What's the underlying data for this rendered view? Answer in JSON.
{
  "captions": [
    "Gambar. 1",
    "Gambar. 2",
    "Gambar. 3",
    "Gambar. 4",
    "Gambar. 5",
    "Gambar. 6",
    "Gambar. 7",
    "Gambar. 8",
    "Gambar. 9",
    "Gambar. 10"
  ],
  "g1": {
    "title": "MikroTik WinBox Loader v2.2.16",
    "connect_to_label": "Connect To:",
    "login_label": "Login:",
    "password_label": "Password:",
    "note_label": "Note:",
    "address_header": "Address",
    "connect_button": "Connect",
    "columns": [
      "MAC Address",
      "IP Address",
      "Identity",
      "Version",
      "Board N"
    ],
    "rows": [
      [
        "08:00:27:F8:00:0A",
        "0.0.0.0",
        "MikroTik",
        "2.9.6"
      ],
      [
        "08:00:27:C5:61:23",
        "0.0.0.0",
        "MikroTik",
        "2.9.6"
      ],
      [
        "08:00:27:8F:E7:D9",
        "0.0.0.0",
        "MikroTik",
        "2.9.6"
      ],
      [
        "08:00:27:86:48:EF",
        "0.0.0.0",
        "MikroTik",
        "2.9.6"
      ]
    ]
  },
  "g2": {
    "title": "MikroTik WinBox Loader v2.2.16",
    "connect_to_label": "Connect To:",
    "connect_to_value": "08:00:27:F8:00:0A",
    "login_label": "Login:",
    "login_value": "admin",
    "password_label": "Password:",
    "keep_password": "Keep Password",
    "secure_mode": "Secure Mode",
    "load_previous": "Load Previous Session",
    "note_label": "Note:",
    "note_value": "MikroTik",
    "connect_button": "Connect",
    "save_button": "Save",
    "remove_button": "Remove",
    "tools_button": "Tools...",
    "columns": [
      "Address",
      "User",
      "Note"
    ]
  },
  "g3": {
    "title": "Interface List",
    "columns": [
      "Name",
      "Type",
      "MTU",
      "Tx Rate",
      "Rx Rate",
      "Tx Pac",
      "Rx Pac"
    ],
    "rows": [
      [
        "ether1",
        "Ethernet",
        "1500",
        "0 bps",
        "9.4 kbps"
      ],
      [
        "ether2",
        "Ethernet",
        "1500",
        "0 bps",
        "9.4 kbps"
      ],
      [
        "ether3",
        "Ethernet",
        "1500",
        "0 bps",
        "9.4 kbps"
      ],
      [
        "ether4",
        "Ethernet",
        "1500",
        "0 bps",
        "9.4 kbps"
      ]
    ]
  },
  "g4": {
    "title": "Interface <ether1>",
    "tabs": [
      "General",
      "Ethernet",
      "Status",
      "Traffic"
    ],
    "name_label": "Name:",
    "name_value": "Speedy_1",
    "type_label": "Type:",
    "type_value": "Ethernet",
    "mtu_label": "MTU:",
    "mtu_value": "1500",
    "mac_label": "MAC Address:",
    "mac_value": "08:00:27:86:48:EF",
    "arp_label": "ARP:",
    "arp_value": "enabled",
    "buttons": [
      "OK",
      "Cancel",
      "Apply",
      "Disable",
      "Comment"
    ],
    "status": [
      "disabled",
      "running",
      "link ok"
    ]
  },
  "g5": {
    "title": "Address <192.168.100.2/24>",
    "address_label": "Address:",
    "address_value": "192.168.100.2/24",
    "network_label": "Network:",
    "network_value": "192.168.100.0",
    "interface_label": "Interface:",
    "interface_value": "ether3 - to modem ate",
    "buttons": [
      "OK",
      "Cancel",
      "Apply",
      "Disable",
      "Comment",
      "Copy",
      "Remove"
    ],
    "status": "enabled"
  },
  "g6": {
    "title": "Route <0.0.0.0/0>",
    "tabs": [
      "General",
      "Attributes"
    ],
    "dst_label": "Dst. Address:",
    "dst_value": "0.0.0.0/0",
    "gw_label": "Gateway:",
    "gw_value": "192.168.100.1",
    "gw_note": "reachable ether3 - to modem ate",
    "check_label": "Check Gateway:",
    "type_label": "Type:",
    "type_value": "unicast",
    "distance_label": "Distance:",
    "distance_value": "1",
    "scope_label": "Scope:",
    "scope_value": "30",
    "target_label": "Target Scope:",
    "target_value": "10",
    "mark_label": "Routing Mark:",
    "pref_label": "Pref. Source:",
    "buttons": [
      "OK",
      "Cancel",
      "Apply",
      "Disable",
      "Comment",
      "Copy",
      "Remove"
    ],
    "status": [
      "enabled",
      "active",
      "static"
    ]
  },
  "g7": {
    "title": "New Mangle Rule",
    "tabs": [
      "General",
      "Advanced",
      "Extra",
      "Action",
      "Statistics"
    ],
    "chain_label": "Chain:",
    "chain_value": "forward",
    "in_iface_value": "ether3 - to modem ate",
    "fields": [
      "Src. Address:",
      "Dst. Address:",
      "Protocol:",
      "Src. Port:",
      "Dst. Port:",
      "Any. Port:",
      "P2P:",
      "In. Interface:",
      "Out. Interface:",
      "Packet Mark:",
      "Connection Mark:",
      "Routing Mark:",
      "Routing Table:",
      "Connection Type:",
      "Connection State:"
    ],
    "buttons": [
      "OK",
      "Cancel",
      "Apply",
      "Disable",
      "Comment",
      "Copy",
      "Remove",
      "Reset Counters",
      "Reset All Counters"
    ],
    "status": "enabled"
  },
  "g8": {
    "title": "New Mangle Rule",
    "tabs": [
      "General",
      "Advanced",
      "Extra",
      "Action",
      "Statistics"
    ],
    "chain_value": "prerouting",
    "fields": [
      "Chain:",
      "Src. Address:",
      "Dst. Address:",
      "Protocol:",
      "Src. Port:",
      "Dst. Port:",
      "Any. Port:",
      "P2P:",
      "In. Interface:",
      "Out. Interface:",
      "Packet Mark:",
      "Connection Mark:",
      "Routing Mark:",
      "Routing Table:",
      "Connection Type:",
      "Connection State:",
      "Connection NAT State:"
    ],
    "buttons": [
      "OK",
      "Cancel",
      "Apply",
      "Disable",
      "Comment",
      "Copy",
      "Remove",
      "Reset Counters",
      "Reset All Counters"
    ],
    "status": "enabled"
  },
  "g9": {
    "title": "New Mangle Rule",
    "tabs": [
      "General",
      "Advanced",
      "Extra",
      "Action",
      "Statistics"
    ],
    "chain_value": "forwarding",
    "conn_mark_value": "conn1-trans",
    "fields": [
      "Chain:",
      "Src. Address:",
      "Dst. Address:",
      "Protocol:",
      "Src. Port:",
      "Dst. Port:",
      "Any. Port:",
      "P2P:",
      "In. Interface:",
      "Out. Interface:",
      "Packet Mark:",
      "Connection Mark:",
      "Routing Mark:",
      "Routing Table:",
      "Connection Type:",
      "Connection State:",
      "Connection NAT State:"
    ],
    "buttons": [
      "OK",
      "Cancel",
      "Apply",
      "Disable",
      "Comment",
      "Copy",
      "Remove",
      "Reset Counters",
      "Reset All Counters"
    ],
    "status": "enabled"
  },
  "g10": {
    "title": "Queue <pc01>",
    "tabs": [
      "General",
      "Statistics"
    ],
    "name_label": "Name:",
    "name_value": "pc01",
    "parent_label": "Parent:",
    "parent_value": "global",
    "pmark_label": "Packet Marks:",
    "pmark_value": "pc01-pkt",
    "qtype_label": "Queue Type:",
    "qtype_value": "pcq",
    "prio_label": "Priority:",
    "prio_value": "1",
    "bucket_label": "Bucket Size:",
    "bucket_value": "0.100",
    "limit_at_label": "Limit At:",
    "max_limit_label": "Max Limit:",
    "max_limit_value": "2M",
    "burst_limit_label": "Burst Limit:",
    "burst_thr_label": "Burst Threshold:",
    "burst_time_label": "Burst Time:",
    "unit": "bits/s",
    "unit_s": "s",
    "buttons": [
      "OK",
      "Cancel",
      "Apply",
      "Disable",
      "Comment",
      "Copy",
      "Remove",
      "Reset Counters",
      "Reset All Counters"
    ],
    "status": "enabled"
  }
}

::::

- [Stated goal]: Check each line of the records above for the string "modem", and report every line that has it.

- [Task solution]:
    "interface_value": "ether3 - to modem ate",
    "gw_note": "reachable ether3 - to modem ate",
    "in_iface_value": "ether3 - to modem ate",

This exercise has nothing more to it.